OBJECTIVE:
Reproduce every entry exactly.

──────────────────────────────

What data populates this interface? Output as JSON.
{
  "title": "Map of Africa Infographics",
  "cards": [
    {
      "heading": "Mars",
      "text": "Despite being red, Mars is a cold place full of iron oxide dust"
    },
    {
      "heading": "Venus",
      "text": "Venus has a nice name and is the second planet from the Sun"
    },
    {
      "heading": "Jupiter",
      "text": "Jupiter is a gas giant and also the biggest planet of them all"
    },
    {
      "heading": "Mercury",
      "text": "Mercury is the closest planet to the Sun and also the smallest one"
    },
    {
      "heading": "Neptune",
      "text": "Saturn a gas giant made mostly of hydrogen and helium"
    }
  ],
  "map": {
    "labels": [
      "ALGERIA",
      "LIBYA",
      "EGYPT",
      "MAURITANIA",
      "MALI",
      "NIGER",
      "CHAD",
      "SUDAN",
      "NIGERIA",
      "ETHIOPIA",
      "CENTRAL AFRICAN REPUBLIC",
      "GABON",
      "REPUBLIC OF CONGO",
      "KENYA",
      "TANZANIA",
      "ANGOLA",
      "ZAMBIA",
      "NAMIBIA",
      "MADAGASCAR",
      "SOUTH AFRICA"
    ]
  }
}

──────────────────────────────

TASK SOLUTION:
What data populates this interface? Output as JSON.
{
  "title": "Map of Africa Infographics",
  "cards": [
    {
      "heading": "Mars",
      "text": "Despite being red, Mars is a cold place full of iron oxide dust"
    },
    {
      "heading": "Venus",
      "text": "Venus has a nice name and is the second planet from the Sun"
    },
    {
      "heading": "Jupiter",
      "text": "Jupiter is a gas giant and also the biggest planet of them all"
    },
    {
      "heading": "Mercury",
      "text": "Mercury is the closest planet to the Sun and also the smallest one"
    },
    {
      "heading": "Neptune",
      "text": "Saturn a gas giant made mostly of hydrogen and helium"
    }
  ],
  "map": {
    "labels": [
      "ALGERIA",
      "LIBYA",
      "EGYPT",
      "MAURITANIA",
      "MALI",
      "NIGER",
      "CHAD",
      "SUDAN",
      "NIGERIA",
      "ETHIOPIA",
      "CENTRAL AFRICAN REPUBLIC",
      "GABON",
      "REPUBLIC OF CONGO",
      "KENYA",
      "TANZANIA",
      "ANGOLA",
      "ZAMBIA",
      "NAMIBIA",
      "MADAGASCAR",
      "SOUTH AFRICA"
    ]
  }
}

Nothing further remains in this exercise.